**** Data ****
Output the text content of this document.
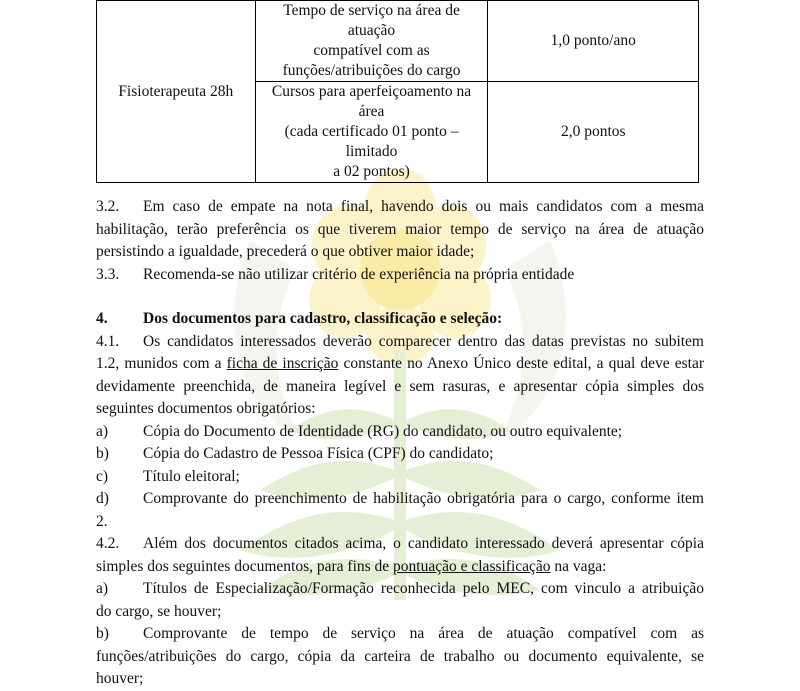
Fisioterapeuta 28h	Tempo de serviço na área de atuação
compatível com as
funções/atribuições do cargo	1,0 ponto/ano
	Cursos para aperfeiçoamento na área
(cada certificado 01 ponto – limitado
a 02 pontos)	2,0 pontos

3.2. Em caso de empate na nota final, havendo dois ou mais candidatos com a mesma

habilitação, terão preferência os que tiverem maior tempo de serviço na área de atuação

persistindo a igualdade, precederá o que obtiver maior idade;

3.3. Recomenda-se não utilizar critério de experiência na própria entidade

4. Dos documentos para cadastro, classificação e seleção:

4.1. Os candidatos interessados deverão comparecer dentro das datas previstas no subitem

1.2, munidos com a ficha de inscrição constante no Anexo Único deste edital, a qual deve estar

devidamente preenchida, de maneira legível e sem rasuras, e apresentar cópia simples dos

seguintes documentos obrigatórios:

a) Cópia do Documento de Identidade (RG) do candidato, ou outro equivalente;

b) Cópia do Cadastro de Pessoa Física (CPF) do candidato;

c) Título eleitoral;

d) Comprovante do preenchimento de habilitação obrigatória para o cargo, conforme item

2.

4.2. Além dos documentos citados acima, o candidato interessado deverá apresentar cópia

simples dos seguintes documentos, para fins de pontuação e classificação na vaga:

a) Títulos de Especialização/Formação reconhecida pelo MEC, com vinculo a atribuição

do cargo, se houver;

b) Comprovante de tempo de serviço na área de atuação compatível com as

funções/atribuições do cargo, cópia da carteira de trabalho ou documento equivalente, se

houver;
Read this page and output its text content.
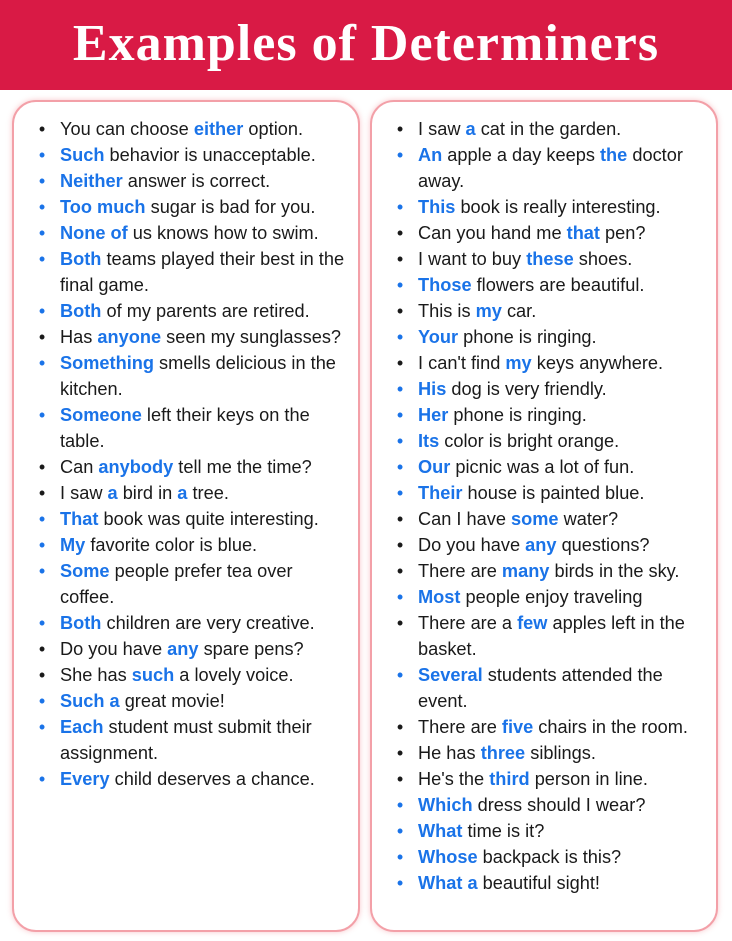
Examples of Determiners
• You can choose either option.
• Such behavior is unacceptable.
• Neither answer is correct.
• Too much sugar is bad for you.
• None of us knows how to swim.
• Both teams played their best in the final game.
• Both of my parents are retired.
• Has anyone seen my sunglasses?
• Something smells delicious in the kitchen.
• Someone left their keys on the table.
• Can anybody tell me the time?
• I saw a bird in a tree.
• That book was quite interesting.
• My favorite color is blue.
• Some people prefer tea over coffee.
• Both children are very creative.
• Do you have any spare pens?
• She has such a lovely voice.
• Such a great movie!
• Each student must submit their assignment.
• Every child deserves a chance.
• I saw a cat in the garden.
• An apple a day keeps the doctor away.
• This book is really interesting.
• Can you hand me that pen?
• I want to buy these shoes.
• Those flowers are beautiful.
• This is my car.
• Your phone is ringing.
• I can't find my keys anywhere.
• His dog is very friendly.
• Her phone is ringing.
• Its color is bright orange.
• Our picnic was a lot of fun.
• Their house is painted blue.
• Can I have some water?
• Do you have any questions?
• There are many birds in the sky.
• Most people enjoy traveling
• There are a few apples left in the basket.
• Several students attended the event.
• There are five chairs in the room.
• He has three siblings.
• He's the third person in line.
• Which dress should I wear?
• What time is it?
• Whose backpack is this?
• What a beautiful sight!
****
## Task prompt
Copy all lines of the listing above that contain the string "serviço".

## Answer for this exercise
Fisioterapeuta 28h	Tempo de serviço na área de atuação
habilitação, terão preferência os que tiverem maior tempo de serviço na área de atuação
b) Comprovante de tempo de serviço na área de atuação compatível com as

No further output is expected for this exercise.